-------- Data entries --------
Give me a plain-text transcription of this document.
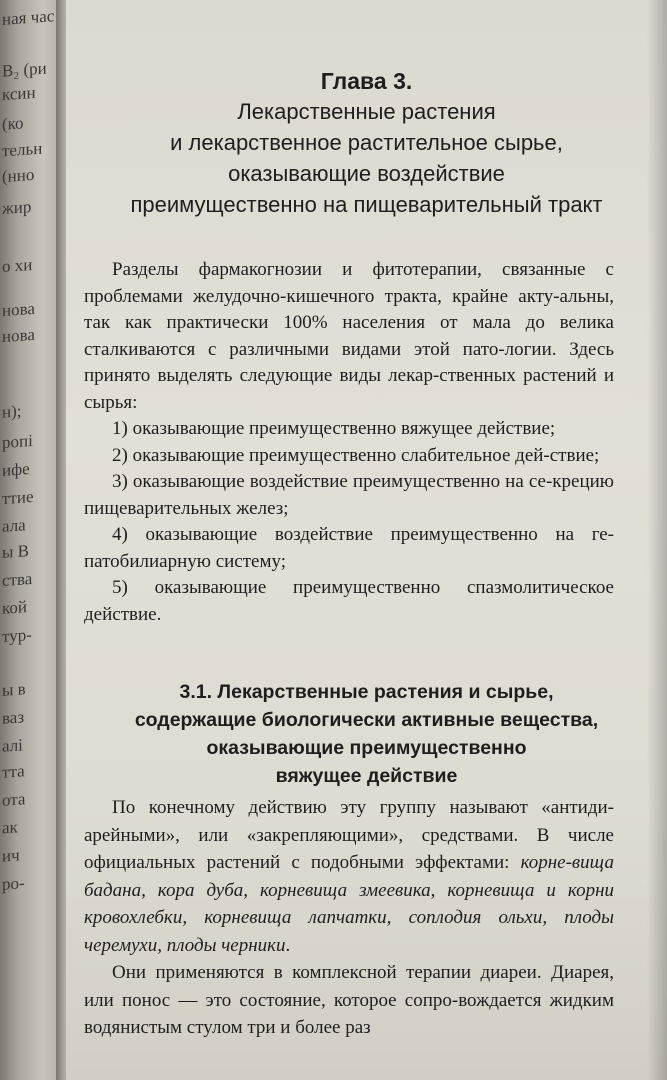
ная час
В₂ (ри
ксин
(ко
тельн
(нно
жир
о хи
нова
нова
н);
ропі
ифе
ттие
ала
ы В
ства
кой
тур-
ы в
ваз
алі
тта
ота
ак
ич
ро-
Глава 3.
Лекарственные растения
и лекарственное растительное сырье,
оказывающие воздействие
преимущественно на пищеварительный тракт

Разделы фармакогнозии и фитотерапии, связанные с проблемами желудочно-кишечного тракта, крайне акту-альны, так как практически 100% населения от мала до велика сталкиваются с различными видами этой пато-логии. Здесь принято выделять следующие виды лекар-ственных растений и сырья:

1) оказывающие преимущественно вяжущее действие;

2) оказывающие преимущественно слабительное дей-ствие;

3) оказывающие воздействие преимущественно на се-крецию пищеварительных желез;

4) оказывающие воздействие преимущественно на ге-патобилиарную систему;

5) оказывающие преимущественно спазмолитическое действие.

3.1. Лекарственные растения и сырье,
содержащие биологически активные вещества,
оказывающие преимущественно
вяжущее действие

По конечному действию эту группу называют «антиди-арейными», или «закрепляющими», средствами. В числе официальных растений с подобными эффектами: корне-вища бадана, кора дуба, корневища змеевика, корневища и корни кровохлебки, корневища лапчатки, соплодия ольхи, плоды черемухи, плоды черники.

Они применяются в комплексной терапии диареи. Диарея, или понос — это состояние, которое сопро-вождается жидким водянистым стулом три и более раз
--------
_Exercise task_: All the material shown above is to be copied exactly, with no pictures carried over.

_Solved problem_:
Give me a plain-text transcription of this document.
ная час
В₂ (ри
ксин
(ко
тельн
(нно
жир
о хи
нова
нова
н);
ропі
ифе
ттие
ала
ы В
ства
кой
тур-
ы в
ваз
алі
тта
ота
ак
ич
ро-
Глава 3.
Лекарственные растения
и лекарственное растительное сырье,
оказывающие воздействие
преимущественно на пищеварительный тракт

Разделы фармакогнозии и фитотерапии, связанные с проблемами желудочно-кишечного тракта, крайне акту-альны, так как практически 100% населения от мала до велика сталкиваются с различными видами этой пато-логии. Здесь принято выделять следующие виды лекар-ственных растений и сырья:

1) оказывающие преимущественно вяжущее действие;

2) оказывающие преимущественно слабительное дей-ствие;

3) оказывающие воздействие преимущественно на се-крецию пищеварительных желез;

4) оказывающие воздействие преимущественно на ге-патобилиарную систему;

5) оказывающие преимущественно спазмолитическое действие.

3.1. Лекарственные растения и сырье,
содержащие биологически активные вещества,
оказывающие преимущественно
вяжущее действие

По конечному действию эту группу называют «антиди-арейными», или «закрепляющими», средствами. В числе официальных растений с подобными эффектами: корне-вища бадана, кора дуба, корневища змеевика, корневища и корни кровохлебки, корневища лапчатки, соплодия ольхи, плоды черемухи, плоды черники.

Они применяются в комплексной терапии диареи. Диарея, или понос — это состояние, которое сопро-вождается жидким водянистым стулом три и более раз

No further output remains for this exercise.